== EXERCISE PROMPT ==
Extract the full listing verbatim and drop any pictures from your copy.

───── PROVIDED RECORDS ─────

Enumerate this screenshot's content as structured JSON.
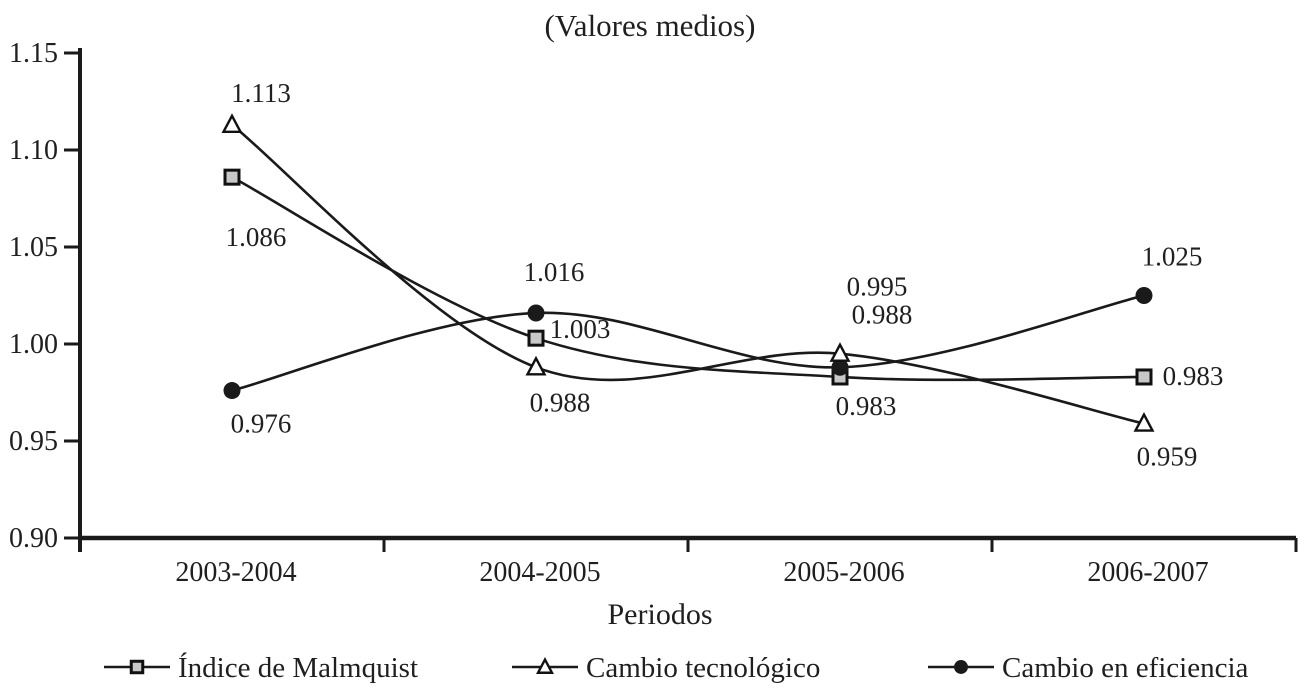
{
  "chart_data": {
    "type": "line",
    "title": "(Valores medios)",
    "xlabel": "Periodos",
    "ylabel": "",
    "categories": [
      "2003-2004",
      "2004-2005",
      "2005-2006",
      "2006-2007"
    ],
    "series": [
      {
        "name": "Índice de Malmquist",
        "marker": "square",
        "marker_fill": "#c8c8c8",
        "values": [
          1.086,
          1.003,
          0.983,
          0.983
        ],
        "labels": [
          "1.086",
          "1.003",
          "0.983",
          "0.983"
        ]
      },
      {
        "name": "Cambio tecnológico",
        "marker": "triangle",
        "marker_fill": "#fdfdfd",
        "values": [
          1.113,
          0.988,
          0.995,
          0.959
        ],
        "labels": [
          "1.113",
          "0.988",
          "0.995",
          "0.959"
        ]
      },
      {
        "name": "Cambio en eficiencia",
        "marker": "circle",
        "marker_fill": "#1a1a1a",
        "values": [
          0.976,
          1.016,
          0.988,
          1.025
        ],
        "labels": [
          "0.976",
          "1.016",
          "0.988",
          "1.025"
        ]
      }
    ],
    "ylim": [
      0.9,
      1.15
    ],
    "yticks": [
      0.9,
      0.95,
      1.0,
      1.05,
      1.1,
      1.15
    ],
    "ytick_labels": [
      "0.90",
      "0.95",
      "1.00",
      "1.05",
      "1.10",
      "1.15"
    ],
    "grid": false,
    "smooth": true,
    "legend_position": "bottom",
    "line_color": "#1a1a1a",
    "axis_color": "#1a1a1a"
  }
}
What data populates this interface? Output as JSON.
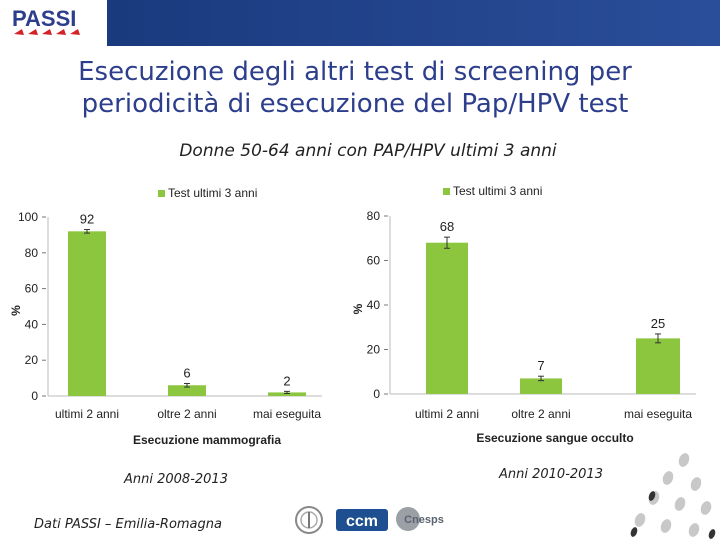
{
  "header": {
    "logo_text": "PASSI",
    "accent": "#2b4e9a"
  },
  "title_line1": "Esecuzione degli altri test di screening per",
  "title_line2": "periodicità di esecuzione del Pap/HPV test",
  "subtitle": "Donne 50-64 anni con PAP/HPV ultimi 3 anni",
  "chart_data": [
    {
      "type": "bar",
      "title": "",
      "legend": "Test ultimi 3 anni",
      "legend_position": "top",
      "categories": [
        "ultimi 2 anni",
        "oltre 2 anni",
        "mai eseguita"
      ],
      "values": [
        92,
        6,
        2
      ],
      "value_labels": [
        "92",
        "6",
        "2"
      ],
      "error": [
        1,
        1,
        0.6
      ],
      "xlabel": "Esecuzione mammografia",
      "ylabel": "%",
      "ylim": [
        0,
        100
      ],
      "yticks": [
        "0",
        "20",
        "40",
        "60",
        "80",
        "100"
      ],
      "color": "#8cc63f"
    },
    {
      "type": "bar",
      "title": "",
      "legend": "Test ultimi 3 anni",
      "legend_position": "top",
      "categories": [
        "ultimi 2 anni",
        "oltre 2 anni",
        "mai eseguita"
      ],
      "values": [
        68,
        7,
        25
      ],
      "value_labels": [
        "68",
        "7",
        "25"
      ],
      "error": [
        2.5,
        1,
        2
      ],
      "xlabel": "Esecuzione sangue occulto",
      "ylabel": "%",
      "ylim": [
        0,
        80
      ],
      "yticks": [
        "0",
        "20",
        "40",
        "60",
        "80"
      ],
      "color": "#8cc63f"
    }
  ],
  "captions": {
    "left": "Anni 2008-2013",
    "right": "Anni 2010-2013"
  },
  "footer": {
    "source": "Dati PASSI – Emilia-Romagna",
    "logo1": "ccm",
    "logo2": "Cnesps"
  }
}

─────

== EXERCISE ANSWER ==
Enumerate this screenshot's content as structured JSON.
{
  "chart_data": {
    "type": "line",
    "title": "(Valores medios)",
    "xlabel": "Periodos",
    "ylabel": "",
    "categories": [
      "2003-2004",
      "2004-2005",
      "2005-2006",
      "2006-2007"
    ],
    "series": [
      {
        "name": "Índice de Malmquist",
        "marker": "square",
        "marker_fill": "#c8c8c8",
        "values": [
          1.086,
          1.003,
          0.983,
          0.983
        ],
        "labels": [
          "1.086",
          "1.003",
          "0.983",
          "0.983"
        ]
      },
      {
        "name": "Cambio tecnológico",
        "marker": "triangle",
        "marker_fill": "#fdfdfd",
        "values": [
          1.113,
          0.988,
          0.995,
          0.959
        ],
        "labels": [
          "1.113",
          "0.988",
          "0.995",
          "0.959"
        ]
      },
      {
        "name": "Cambio en eficiencia",
        "marker": "circle",
        "marker_fill": "#1a1a1a",
        "values": [
          0.976,
          1.016,
          0.988,
          1.025
        ],
        "labels": [
          "0.976",
          "1.016",
          "0.988",
          "1.025"
        ]
      }
    ],
    "ylim": [
      0.9,
      1.15
    ],
    "yticks": [
      0.9,
      0.95,
      1.0,
      1.05,
      1.1,
      1.15
    ],
    "ytick_labels": [
      "0.90",
      "0.95",
      "1.00",
      "1.05",
      "1.10",
      "1.15"
    ],
    "grid": false,
    "smooth": true,
    "legend_position": "bottom",
    "line_color": "#1a1a1a",
    "axis_color": "#1a1a1a"
  }
}
What data populates this interface? Output as JSON.
{
  "header": {
    "logo_text": "PASSI",
    "accent": "#2b4e9a"
  },
  "title_line1": "Esecuzione degli altri test di screening per",
  "title_line2": "periodicità di esecuzione del Pap/HPV test",
  "subtitle": "Donne 50-64 anni con PAP/HPV ultimi 3 anni",
  "chart_data": [
    {
      "type": "bar",
      "title": "",
      "legend": "Test ultimi 3 anni",
      "legend_position": "top",
      "categories": [
        "ultimi 2 anni",
        "oltre 2 anni",
        "mai eseguita"
      ],
      "values": [
        92,
        6,
        2
      ],
      "value_labels": [
        "92",
        "6",
        "2"
      ],
      "error": [
        1,
        1,
        0.6
      ],
      "xlabel": "Esecuzione mammografia",
      "ylabel": "%",
      "ylim": [
        0,
        100
      ],
      "yticks": [
        "0",
        "20",
        "40",
        "60",
        "80",
        "100"
      ],
      "color": "#8cc63f"
    },
    {
      "type": "bar",
      "title": "",
      "legend": "Test ultimi 3 anni",
      "legend_position": "top",
      "categories": [
        "ultimi 2 anni",
        "oltre 2 anni",
        "mai eseguita"
      ],
      "values": [
        68,
        7,
        25
      ],
      "value_labels": [
        "68",
        "7",
        "25"
      ],
      "error": [
        2.5,
        1,
        2
      ],
      "xlabel": "Esecuzione sangue occulto",
      "ylabel": "%",
      "ylim": [
        0,
        80
      ],
      "yticks": [
        "0",
        "20",
        "40",
        "60",
        "80"
      ],
      "color": "#8cc63f"
    }
  ],
  "captions": {
    "left": "Anni 2008-2013",
    "right": "Anni 2010-2013"
  },
  "footer": {
    "source": "Dati PASSI – Emilia-Romagna",
    "logo1": "ccm",
    "logo2": "Cnesps"
  }
}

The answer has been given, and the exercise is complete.